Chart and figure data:
-- Start --

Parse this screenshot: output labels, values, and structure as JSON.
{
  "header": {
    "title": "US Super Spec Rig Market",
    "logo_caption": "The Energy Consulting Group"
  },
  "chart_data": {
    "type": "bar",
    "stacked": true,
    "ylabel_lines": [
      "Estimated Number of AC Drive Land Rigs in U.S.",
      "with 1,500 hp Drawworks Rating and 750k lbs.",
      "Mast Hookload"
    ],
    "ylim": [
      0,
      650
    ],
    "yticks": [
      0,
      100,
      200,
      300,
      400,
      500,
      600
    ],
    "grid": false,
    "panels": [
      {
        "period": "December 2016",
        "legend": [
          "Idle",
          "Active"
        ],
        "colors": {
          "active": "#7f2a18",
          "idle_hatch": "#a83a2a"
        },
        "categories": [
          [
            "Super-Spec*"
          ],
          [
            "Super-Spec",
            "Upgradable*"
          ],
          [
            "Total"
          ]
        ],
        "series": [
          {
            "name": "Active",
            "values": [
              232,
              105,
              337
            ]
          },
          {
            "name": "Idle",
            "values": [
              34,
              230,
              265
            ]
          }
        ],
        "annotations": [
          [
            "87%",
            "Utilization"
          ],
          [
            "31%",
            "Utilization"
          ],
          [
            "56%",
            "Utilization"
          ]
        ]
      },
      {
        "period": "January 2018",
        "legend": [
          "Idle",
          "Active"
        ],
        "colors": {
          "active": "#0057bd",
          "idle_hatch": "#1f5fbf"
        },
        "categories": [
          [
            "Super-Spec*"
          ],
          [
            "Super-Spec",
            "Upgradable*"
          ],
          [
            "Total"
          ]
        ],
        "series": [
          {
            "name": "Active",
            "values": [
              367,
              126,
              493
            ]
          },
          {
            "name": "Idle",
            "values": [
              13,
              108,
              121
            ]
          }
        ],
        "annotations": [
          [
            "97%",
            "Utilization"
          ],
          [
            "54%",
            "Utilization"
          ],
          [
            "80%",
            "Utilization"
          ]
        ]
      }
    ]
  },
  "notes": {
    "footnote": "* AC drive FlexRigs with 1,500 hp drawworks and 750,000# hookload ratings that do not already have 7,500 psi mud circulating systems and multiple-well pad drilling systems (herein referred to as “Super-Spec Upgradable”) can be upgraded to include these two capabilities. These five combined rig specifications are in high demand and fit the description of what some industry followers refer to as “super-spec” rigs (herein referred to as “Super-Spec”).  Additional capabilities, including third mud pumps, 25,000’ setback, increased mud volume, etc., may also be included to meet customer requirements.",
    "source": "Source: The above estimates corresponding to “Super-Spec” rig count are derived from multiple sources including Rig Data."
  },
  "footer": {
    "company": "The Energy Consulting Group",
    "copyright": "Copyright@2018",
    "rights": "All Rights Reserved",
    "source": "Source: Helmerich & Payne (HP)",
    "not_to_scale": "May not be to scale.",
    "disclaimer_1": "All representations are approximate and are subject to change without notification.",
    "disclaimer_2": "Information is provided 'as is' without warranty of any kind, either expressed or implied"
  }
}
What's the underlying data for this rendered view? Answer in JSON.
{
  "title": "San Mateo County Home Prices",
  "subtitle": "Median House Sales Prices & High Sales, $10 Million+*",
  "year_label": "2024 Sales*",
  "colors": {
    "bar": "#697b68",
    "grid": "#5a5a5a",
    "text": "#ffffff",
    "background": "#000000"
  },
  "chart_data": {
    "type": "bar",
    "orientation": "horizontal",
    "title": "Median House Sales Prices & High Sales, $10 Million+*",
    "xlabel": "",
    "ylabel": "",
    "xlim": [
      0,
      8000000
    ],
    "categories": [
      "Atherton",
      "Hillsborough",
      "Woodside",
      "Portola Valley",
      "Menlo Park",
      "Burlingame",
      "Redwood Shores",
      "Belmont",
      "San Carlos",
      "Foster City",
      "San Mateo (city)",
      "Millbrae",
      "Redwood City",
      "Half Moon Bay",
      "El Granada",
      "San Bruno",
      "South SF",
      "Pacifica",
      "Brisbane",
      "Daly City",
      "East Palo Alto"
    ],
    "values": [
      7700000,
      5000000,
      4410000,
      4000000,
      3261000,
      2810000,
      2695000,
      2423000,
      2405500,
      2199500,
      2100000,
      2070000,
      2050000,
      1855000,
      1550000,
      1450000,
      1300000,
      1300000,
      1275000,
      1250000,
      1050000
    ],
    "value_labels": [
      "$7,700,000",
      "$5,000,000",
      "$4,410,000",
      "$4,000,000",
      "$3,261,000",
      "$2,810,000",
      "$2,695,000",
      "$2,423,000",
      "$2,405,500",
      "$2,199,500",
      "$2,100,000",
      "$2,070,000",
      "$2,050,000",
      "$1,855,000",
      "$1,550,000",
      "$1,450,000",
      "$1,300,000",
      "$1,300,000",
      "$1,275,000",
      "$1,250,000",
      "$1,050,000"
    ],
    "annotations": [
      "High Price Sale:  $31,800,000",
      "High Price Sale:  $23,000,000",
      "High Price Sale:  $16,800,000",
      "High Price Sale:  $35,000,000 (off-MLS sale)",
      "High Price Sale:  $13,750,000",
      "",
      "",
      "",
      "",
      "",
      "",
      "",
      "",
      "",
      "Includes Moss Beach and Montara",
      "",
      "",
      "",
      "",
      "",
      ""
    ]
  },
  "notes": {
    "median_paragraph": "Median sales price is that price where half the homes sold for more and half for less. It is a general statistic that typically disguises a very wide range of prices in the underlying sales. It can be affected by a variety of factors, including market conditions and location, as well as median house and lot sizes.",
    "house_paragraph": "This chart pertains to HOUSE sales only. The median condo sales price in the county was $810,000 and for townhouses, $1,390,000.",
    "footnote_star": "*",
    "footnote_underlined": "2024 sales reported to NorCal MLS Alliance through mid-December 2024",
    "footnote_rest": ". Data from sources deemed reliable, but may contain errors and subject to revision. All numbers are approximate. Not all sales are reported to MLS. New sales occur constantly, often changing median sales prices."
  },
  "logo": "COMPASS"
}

-- End --

What is needed: Track down every line holding the string "approximate" and copy it.

Written answer:
    "disclaimer_1": "All representations are approximate and are subject to change without notification.",
    "footnote_rest": ". Data from sources deemed reliable, but may contain errors and subject to revision. All numbers are approximate. Not all sales are reported to MLS. New sales occur constantly, often changing median sales prices."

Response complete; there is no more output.